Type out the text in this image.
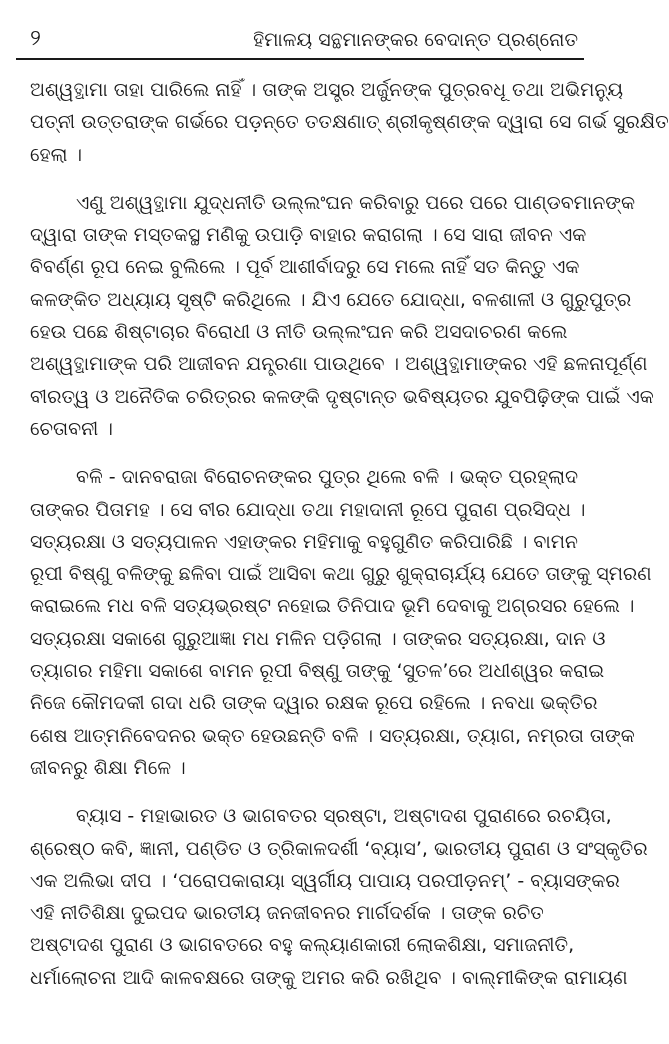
୨	ହିମାଳୟ ସନ୍ଥମାନଙ୍କର ବେଦାନ୍ତ ପ୍ରଶ୍ନୋତ

ଅଶ୍ୱତ୍ଥାମା ତାହା ପାରିଲେ ନାହିଁ । ତାଙ୍କ ଅସ୍ତ୍ର ଅର୍ଜୁନଙ୍କ ପୁତ୍ରବଧୂ ତଥା ଅଭିମନ୍ୟୁ
ପତ୍ନୀ ଉତ୍ତରାଙ୍କ ଗର୍ଭରେ ପଡ଼ନ୍ତେ ତତକ୍ଷଣାତ୍ ଶ୍ରୀକୃଷ୍ଣଙ୍କ ଦ୍ୱାରା ସେ ଗର୍ଭ ସୁରକ୍ଷିତ
ହେଲା ।

ଏଣୁ ଅଶ୍ୱତ୍ଥାମା ଯୁଦ୍ଧନୀତି ଉଲ୍ଲଂଘନ କରିବାରୁ ପରେ ପରେ ପାଣ୍ଡବମାନଙ୍କ
ଦ୍ୱାରା ତାଙ୍କ ମସ୍ତକସ୍ଥ ମଣିକୁ ଉପାଡ଼ି ବାହାର କରାଗଲା । ସେ ସାରା ଜୀବନ ଏକ
ବିବର୍ଣ୍ଣ ରୂପ ନେଇ ବୁଲିଲେ । ପୂର୍ବ ଆଶୀର୍ବାଦରୁ ସେ ମଲେ ନାହିଁ ସତ କିନ୍ତୁ ଏକ
କଳଙ୍କିତ ଅଧ୍ୟାୟ ସୃଷ୍ଟି କରିଥିଲେ । ଯିଏ ଯେତେ ଯୋଦ୍ଧା, ବଳଶାଳୀ ଓ ଗୁରୁପୁତ୍ର
ହେଉ ପଛେ ଶିଷ୍ଟାଚାର ବିରୋଧୀ ଓ ନୀତି ଉଲ୍ଲଂଘନ କରି ଅସଦାଚରଣ କଲେ
ଅଶ୍ୱତ୍ଥାମାଙ୍କ ପରି ଆଜୀବନ ଯନ୍ତ୍ରଣା ପାଉଥିବେ । ଅଶ୍ୱତ୍ଥାମାଙ୍କର ଏହି ଛଳନାପୂର୍ଣ୍ଣ
ବୀରତ୍ୱ ଓ ଅନୈତିକ ଚରିତ୍ରର କଳଙ୍କି ଦୃଷ୍ଟାନ୍ତ ଭବିଷ୍ୟତର ଯୁବପିଢ଼ିଙ୍କ ପାଇଁ ଏକ
ଚେତାବନୀ ।

ବଳି - ଦାନବରାଜା ବିରୋଚନଙ୍କର ପୁତ୍ର ଥିଲେ ବଳି । ଭକ୍ତ ପ୍ରହ୍ଲାଦ
ତାଙ୍କର ପିତାମହ । ସେ ବୀର ଯୋଦ୍ଧା ତଥା ମହାଦାନୀ ରୂପେ ପୁରାଣ ପ୍ରସିଦ୍ଧ ।
ସତ୍ୟରକ୍ଷା ଓ ସତ୍ୟପାଳନ ଏହାଙ୍କର ମହିମାକୁ ବହୁଗୁଣିତ କରିପାରିଛି । ବାମନ
ରୂପୀ ବିଷ୍ଣୁ ବଳିଙ୍କୁ ଛଳିବା ପାଇଁ ଆସିବା କଥା ଗୁରୁ ଶୁକ୍ରାଚାର୍ଯ୍ୟ ଯେତେ ତାଙ୍କୁ ସ୍ମରଣ
କରାଇଲେ ମଧ ବଳି ସତ୍ୟଭ୍ରଷ୍ଟ ନହୋଇ ତିନିପାଦ ଭୂମି ଦେବାକୁ ଅଗ୍ରସର ହେଲେ ।
ସତ୍ୟରକ୍ଷା ସକାଶେ ଗୁରୁଆଜ୍ଞା ମଧ ମଳିନ ପଡ଼ିଗଲା । ତାଙ୍କର ସତ୍ୟରକ୍ଷା, ଦାନ ଓ
ତ୍ୟାଗର ମହିମା ସକାଶେ ବାମନ ରୂପୀ ବିଷ୍ଣୁ ତାଙ୍କୁ ‘ସୁତଳ’ରେ ଅଧୀଶ୍ୱର କରାଇ
ନିଜେ କୌମଦକୀ ଗଦା ଧରି ତାଙ୍କ ଦ୍ୱାର ରକ୍ଷକ ରୂପେ ରହିଲେ । ନବଧା ଭକ୍ତିର
ଶେଷ ଆତ୍ମନିବେଦନର ଭକ୍ତ ହେଉଛନ୍ତି ବଳି । ସତ୍ୟରକ୍ଷା, ତ୍ୟାଗ, ନମ୍ରତା ତାଙ୍କ
ଜୀବନରୁ ଶିକ୍ଷା ମିଳେ ।

ବ୍ୟାସ - ମହାଭାରତ ଓ ଭାଗବତର ସ୍ରଷ୍ଟା, ଅଷ୍ଟାଦଶ ପୁରାଣରେ ରଚୟିତା,
ଶ୍ରେଷ୍ଠ କବି, ଜ୍ଞାନୀ, ପଣ୍ଡିତ ଓ ତ୍ରିକାଳଦର୍ଶୀ ‘ବ୍ୟାସ’, ଭାରତୀୟ ପୁରାଣ ଓ ସଂସ୍କୃତିର
ଏକ ଅଲିଭା ଦୀପ । ‘ପରୋପକାରାୟା ସ୍ୱର୍ଗୀୟ ପାପାୟ ପରପୀଡ଼ନମ୍’ - ବ୍ୟାସଙ୍କର
ଏହି ନୀତିଶିକ୍ଷା ଦୁଇପଦ ଭାରତୀୟ ଜନଜୀବନର ମାର୍ଗଦର୍ଶକ । ତାଙ୍କ ରଚିତ
ଅଷ୍ଟାଦଶ ପୁରାଣ ଓ ଭାଗବତରେ ବହୁ କଲ୍ୟାଣକାରୀ ଲୋକଶିକ୍ଷା, ସମାଜନୀତି,
ଧର୍ମାଲୋଚନା ଆଦି କାଳବକ୍ଷରେ ତାଙ୍କୁ ଅମର କରି ରଖିଥିବ । ବାଲ୍ମୀକିଙ୍କ ରାମାୟଣ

__Goal of the exercise__. All of the data above should be transcribed verbatim, with pictures omitted.

__Task output__.
Type out the text in this image.
୨	ହିମାଳୟ ସନ୍ଥମାନଙ୍କର ବେଦାନ୍ତ ପ୍ରଶ୍ନୋତ

ଅଶ୍ୱତ୍ଥାମା ତାହା ପାରିଲେ ନାହିଁ । ତାଙ୍କ ଅସ୍ତ୍ର ଅର୍ଜୁନଙ୍କ ପୁତ୍ରବଧୂ ତଥା ଅଭିମନ୍ୟୁ
ପତ୍ନୀ ଉତ୍ତରାଙ୍କ ଗର୍ଭରେ ପଡ଼ନ୍ତେ ତତକ୍ଷଣାତ୍ ଶ୍ରୀକୃଷ୍ଣଙ୍କ ଦ୍ୱାରା ସେ ଗର୍ଭ ସୁରକ୍ଷିତ
ହେଲା ।

ଏଣୁ ଅଶ୍ୱତ୍ଥାମା ଯୁଦ୍ଧନୀତି ଉଲ୍ଲଂଘନ କରିବାରୁ ପରେ ପରେ ପାଣ୍ଡବମାନଙ୍କ
ଦ୍ୱାରା ତାଙ୍କ ମସ୍ତକସ୍ଥ ମଣିକୁ ଉପାଡ଼ି ବାହାର କରାଗଲା । ସେ ସାରା ଜୀବନ ଏକ
ବିବର୍ଣ୍ଣ ରୂପ ନେଇ ବୁଲିଲେ । ପୂର୍ବ ଆଶୀର୍ବାଦରୁ ସେ ମଲେ ନାହିଁ ସତ କିନ୍ତୁ ଏକ
କଳଙ୍କିତ ଅଧ୍ୟାୟ ସୃଷ୍ଟି କରିଥିଲେ । ଯିଏ ଯେତେ ଯୋଦ୍ଧା, ବଳଶାଳୀ ଓ ଗୁରୁପୁତ୍ର
ହେଉ ପଛେ ଶିଷ୍ଟାଚାର ବିରୋଧୀ ଓ ନୀତି ଉଲ୍ଲଂଘନ କରି ଅସଦାଚରଣ କଲେ
ଅଶ୍ୱତ୍ଥାମାଙ୍କ ପରି ଆଜୀବନ ଯନ୍ତ୍ରଣା ପାଉଥିବେ । ଅଶ୍ୱତ୍ଥାମାଙ୍କର ଏହି ଛଳନାପୂର୍ଣ୍ଣ
ବୀରତ୍ୱ ଓ ଅନୈତିକ ଚରିତ୍ରର କଳଙ୍କି ଦୃଷ୍ଟାନ୍ତ ଭବିଷ୍ୟତର ଯୁବପିଢ଼ିଙ୍କ ପାଇଁ ଏକ
ଚେତାବନୀ ।

ବଳି - ଦାନବରାଜା ବିରୋଚନଙ୍କର ପୁତ୍ର ଥିଲେ ବଳି । ଭକ୍ତ ପ୍ରହ୍ଲାଦ
ତାଙ୍କର ପିତାମହ । ସେ ବୀର ଯୋଦ୍ଧା ତଥା ମହାଦାନୀ ରୂପେ ପୁରାଣ ପ୍ରସିଦ୍ଧ ।
ସତ୍ୟରକ୍ଷା ଓ ସତ୍ୟପାଳନ ଏହାଙ୍କର ମହିମାକୁ ବହୁଗୁଣିତ କରିପାରିଛି । ବାମନ
ରୂପୀ ବିଷ୍ଣୁ ବଳିଙ୍କୁ ଛଳିବା ପାଇଁ ଆସିବା କଥା ଗୁରୁ ଶୁକ୍ରାଚାର୍ଯ୍ୟ ଯେତେ ତାଙ୍କୁ ସ୍ମରଣ
କରାଇଲେ ମଧ ବଳି ସତ୍ୟଭ୍ରଷ୍ଟ ନହୋଇ ତିନିପାଦ ଭୂମି ଦେବାକୁ ଅଗ୍ରସର ହେଲେ ।
ସତ୍ୟରକ୍ଷା ସକାଶେ ଗୁରୁଆଜ୍ଞା ମଧ ମଳିନ ପଡ଼ିଗଲା । ତାଙ୍କର ସତ୍ୟରକ୍ଷା, ଦାନ ଓ
ତ୍ୟାଗର ମହିମା ସକାଶେ ବାମନ ରୂପୀ ବିଷ୍ଣୁ ତାଙ୍କୁ ‘ସୁତଳ’ରେ ଅଧୀଶ୍ୱର କରାଇ
ନିଜେ କୌମଦକୀ ଗଦା ଧରି ତାଙ୍କ ଦ୍ୱାର ରକ୍ଷକ ରୂପେ ରହିଲେ । ନବଧା ଭକ୍ତିର
ଶେଷ ଆତ୍ମନିବେଦନର ଭକ୍ତ ହେଉଛନ୍ତି ବଳି । ସତ୍ୟରକ୍ଷା, ତ୍ୟାଗ, ନମ୍ରତା ତାଙ୍କ
ଜୀବନରୁ ଶିକ୍ଷା ମିଳେ ।

ବ୍ୟାସ - ମହାଭାରତ ଓ ଭାଗବତର ସ୍ରଷ୍ଟା, ଅଷ୍ଟାଦଶ ପୁରାଣରେ ରଚୟିତା,
ଶ୍ରେଷ୍ଠ କବି, ଜ୍ଞାନୀ, ପଣ୍ଡିତ ଓ ତ୍ରିକାଳଦର୍ଶୀ ‘ବ୍ୟାସ’, ଭାରତୀୟ ପୁରାଣ ଓ ସଂସ୍କୃତିର
ଏକ ଅଲିଭା ଦୀପ । ‘ପରୋପକାରାୟା ସ୍ୱର୍ଗୀୟ ପାପାୟ ପରପୀଡ଼ନମ୍’ - ବ୍ୟାସଙ୍କର
ଏହି ନୀତିଶିକ୍ଷା ଦୁଇପଦ ଭାରତୀୟ ଜନଜୀବନର ମାର୍ଗଦର୍ଶକ । ତାଙ୍କ ରଚିତ
ଅଷ୍ଟାଦଶ ପୁରାଣ ଓ ଭାଗବତରେ ବହୁ କଲ୍ୟାଣକାରୀ ଲୋକଶିକ୍ଷା, ସମାଜନୀତି,
ଧର୍ମାଲୋଚନା ଆଦି କାଳବକ୍ଷରେ ତାଙ୍କୁ ଅମର କରି ରଖିଥିବ । ବାଲ୍ମୀକିଙ୍କ ରାମାୟଣ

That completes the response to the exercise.